--- WHAT THE EXERCISE ASKS ---
Reproduce the entries exactly.
━━ AVAILABLE RECORDS
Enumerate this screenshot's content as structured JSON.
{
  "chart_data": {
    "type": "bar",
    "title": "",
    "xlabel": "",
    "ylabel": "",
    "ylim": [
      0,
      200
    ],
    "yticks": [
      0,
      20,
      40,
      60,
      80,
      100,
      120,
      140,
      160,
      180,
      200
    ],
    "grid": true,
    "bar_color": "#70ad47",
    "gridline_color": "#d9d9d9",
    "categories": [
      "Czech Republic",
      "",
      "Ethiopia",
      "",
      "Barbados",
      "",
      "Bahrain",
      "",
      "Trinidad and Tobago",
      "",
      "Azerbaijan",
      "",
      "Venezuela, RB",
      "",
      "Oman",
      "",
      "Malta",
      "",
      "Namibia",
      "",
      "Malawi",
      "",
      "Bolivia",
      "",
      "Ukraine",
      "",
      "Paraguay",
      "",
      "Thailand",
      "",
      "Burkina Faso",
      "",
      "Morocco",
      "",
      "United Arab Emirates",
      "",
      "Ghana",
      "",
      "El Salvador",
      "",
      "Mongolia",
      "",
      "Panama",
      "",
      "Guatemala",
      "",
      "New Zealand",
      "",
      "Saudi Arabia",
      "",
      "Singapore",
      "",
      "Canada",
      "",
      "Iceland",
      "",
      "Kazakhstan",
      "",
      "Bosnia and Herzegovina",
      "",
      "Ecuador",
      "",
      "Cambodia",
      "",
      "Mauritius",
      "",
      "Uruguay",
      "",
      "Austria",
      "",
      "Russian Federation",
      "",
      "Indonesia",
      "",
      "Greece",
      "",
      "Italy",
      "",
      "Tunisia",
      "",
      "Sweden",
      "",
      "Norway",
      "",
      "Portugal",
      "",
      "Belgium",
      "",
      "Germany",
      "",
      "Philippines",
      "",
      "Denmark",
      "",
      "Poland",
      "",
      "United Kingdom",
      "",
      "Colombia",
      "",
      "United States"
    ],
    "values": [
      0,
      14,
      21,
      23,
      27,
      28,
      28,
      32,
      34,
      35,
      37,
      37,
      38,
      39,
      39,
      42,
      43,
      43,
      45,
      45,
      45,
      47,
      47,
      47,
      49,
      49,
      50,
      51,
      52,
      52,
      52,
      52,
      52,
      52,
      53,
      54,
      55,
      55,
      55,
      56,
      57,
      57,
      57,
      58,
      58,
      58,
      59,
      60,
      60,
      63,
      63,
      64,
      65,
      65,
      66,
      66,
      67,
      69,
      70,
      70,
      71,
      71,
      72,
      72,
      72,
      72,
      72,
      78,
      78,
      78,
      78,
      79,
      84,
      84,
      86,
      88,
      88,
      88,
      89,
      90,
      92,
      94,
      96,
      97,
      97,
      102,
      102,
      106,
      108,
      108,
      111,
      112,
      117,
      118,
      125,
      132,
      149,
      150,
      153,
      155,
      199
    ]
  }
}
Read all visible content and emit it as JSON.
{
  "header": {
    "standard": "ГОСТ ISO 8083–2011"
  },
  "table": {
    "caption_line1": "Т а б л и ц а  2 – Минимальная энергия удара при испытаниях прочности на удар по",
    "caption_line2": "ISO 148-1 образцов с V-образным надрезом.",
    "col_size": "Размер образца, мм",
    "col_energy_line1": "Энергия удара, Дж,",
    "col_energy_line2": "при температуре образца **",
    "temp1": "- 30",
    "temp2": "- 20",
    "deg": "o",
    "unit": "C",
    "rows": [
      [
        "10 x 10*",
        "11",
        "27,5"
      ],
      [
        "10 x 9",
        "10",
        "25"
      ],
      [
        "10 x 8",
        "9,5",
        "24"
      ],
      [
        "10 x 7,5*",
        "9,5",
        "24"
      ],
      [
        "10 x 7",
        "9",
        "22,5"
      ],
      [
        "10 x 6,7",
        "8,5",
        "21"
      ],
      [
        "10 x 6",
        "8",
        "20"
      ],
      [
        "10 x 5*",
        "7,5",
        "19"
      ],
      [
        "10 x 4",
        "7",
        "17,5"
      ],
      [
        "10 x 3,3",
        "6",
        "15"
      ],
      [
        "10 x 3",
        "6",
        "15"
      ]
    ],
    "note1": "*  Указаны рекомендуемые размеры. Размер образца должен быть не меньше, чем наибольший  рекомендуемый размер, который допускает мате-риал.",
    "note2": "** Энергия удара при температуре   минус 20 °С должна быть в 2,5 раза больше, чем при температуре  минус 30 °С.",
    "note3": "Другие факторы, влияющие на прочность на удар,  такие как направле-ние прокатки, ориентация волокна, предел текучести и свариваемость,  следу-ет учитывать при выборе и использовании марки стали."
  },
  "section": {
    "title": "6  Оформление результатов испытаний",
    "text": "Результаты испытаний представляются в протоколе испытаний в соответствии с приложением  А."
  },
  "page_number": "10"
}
━━━━
--- ANSWER TO THIS EXERCISE ---
Enumerate this screenshot's content as structured JSON.
{
  "chart_data": {
    "type": "bar",
    "title": "",
    "xlabel": "",
    "ylabel": "",
    "ylim": [
      0,
      200
    ],
    "yticks": [
      0,
      20,
      40,
      60,
      80,
      100,
      120,
      140,
      160,
      180,
      200
    ],
    "grid": true,
    "bar_color": "#70ad47",
    "gridline_color": "#d9d9d9",
    "categories": [
      "Czech Republic",
      "",
      "Ethiopia",
      "",
      "Barbados",
      "",
      "Bahrain",
      "",
      "Trinidad and Tobago",
      "",
      "Azerbaijan",
      "",
      "Venezuela, RB",
      "",
      "Oman",
      "",
      "Malta",
      "",
      "Namibia",
      "",
      "Malawi",
      "",
      "Bolivia",
      "",
      "Ukraine",
      "",
      "Paraguay",
      "",
      "Thailand",
      "",
      "Burkina Faso",
      "",
      "Morocco",
      "",
      "United Arab Emirates",
      "",
      "Ghana",
      "",
      "El Salvador",
      "",
      "Mongolia",
      "",
      "Panama",
      "",
      "Guatemala",
      "",
      "New Zealand",
      "",
      "Saudi Arabia",
      "",
      "Singapore",
      "",
      "Canada",
      "",
      "Iceland",
      "",
      "Kazakhstan",
      "",
      "Bosnia and Herzegovina",
      "",
      "Ecuador",
      "",
      "Cambodia",
      "",
      "Mauritius",
      "",
      "Uruguay",
      "",
      "Austria",
      "",
      "Russian Federation",
      "",
      "Indonesia",
      "",
      "Greece",
      "",
      "Italy",
      "",
      "Tunisia",
      "",
      "Sweden",
      "",
      "Norway",
      "",
      "Portugal",
      "",
      "Belgium",
      "",
      "Germany",
      "",
      "Philippines",
      "",
      "Denmark",
      "",
      "Poland",
      "",
      "United Kingdom",
      "",
      "Colombia",
      "",
      "United States"
    ],
    "values": [
      0,
      14,
      21,
      23,
      27,
      28,
      28,
      32,
      34,
      35,
      37,
      37,
      38,
      39,
      39,
      42,
      43,
      43,
      45,
      45,
      45,
      47,
      47,
      47,
      49,
      49,
      50,
      51,
      52,
      52,
      52,
      52,
      52,
      52,
      53,
      54,
      55,
      55,
      55,
      56,
      57,
      57,
      57,
      58,
      58,
      58,
      59,
      60,
      60,
      63,
      63,
      64,
      65,
      65,
      66,
      66,
      67,
      69,
      70,
      70,
      71,
      71,
      72,
      72,
      72,
      72,
      72,
      78,
      78,
      78,
      78,
      79,
      84,
      84,
      86,
      88,
      88,
      88,
      89,
      90,
      92,
      94,
      96,
      97,
      97,
      102,
      102,
      106,
      108,
      108,
      111,
      112,
      117,
      118,
      125,
      132,
      149,
      150,
      153,
      155,
      199
    ]
  }
}
Read all visible content and emit it as JSON.
{
  "header": {
    "standard": "ГОСТ ISO 8083–2011"
  },
  "table": {
    "caption_line1": "Т а б л и ц а  2 – Минимальная энергия удара при испытаниях прочности на удар по",
    "caption_line2": "ISO 148-1 образцов с V-образным надрезом.",
    "col_size": "Размер образца, мм",
    "col_energy_line1": "Энергия удара, Дж,",
    "col_energy_line2": "при температуре образца **",
    "temp1": "- 30",
    "temp2": "- 20",
    "deg": "o",
    "unit": "C",
    "rows": [
      [
        "10 x 10*",
        "11",
        "27,5"
      ],
      [
        "10 x 9",
        "10",
        "25"
      ],
      [
        "10 x 8",
        "9,5",
        "24"
      ],
      [
        "10 x 7,5*",
        "9,5",
        "24"
      ],
      [
        "10 x 7",
        "9",
        "22,5"
      ],
      [
        "10 x 6,7",
        "8,5",
        "21"
      ],
      [
        "10 x 6",
        "8",
        "20"
      ],
      [
        "10 x 5*",
        "7,5",
        "19"
      ],
      [
        "10 x 4",
        "7",
        "17,5"
      ],
      [
        "10 x 3,3",
        "6",
        "15"
      ],
      [
        "10 x 3",
        "6",
        "15"
      ]
    ],
    "note1": "*  Указаны рекомендуемые размеры. Размер образца должен быть не меньше, чем наибольший  рекомендуемый размер, который допускает мате-риал.",
    "note2": "** Энергия удара при температуре   минус 20 °С должна быть в 2,5 раза больше, чем при температуре  минус 30 °С.",
    "note3": "Другие факторы, влияющие на прочность на удар,  такие как направле-ние прокатки, ориентация волокна, предел текучести и свариваемость,  следу-ет учитывать при выборе и использовании марки стали."
  },
  "section": {
    "title": "6  Оформление результатов испытаний",
    "text": "Результаты испытаний представляются в протоколе испытаний в соответствии с приложением  А."
  },
  "page_number": "10"
}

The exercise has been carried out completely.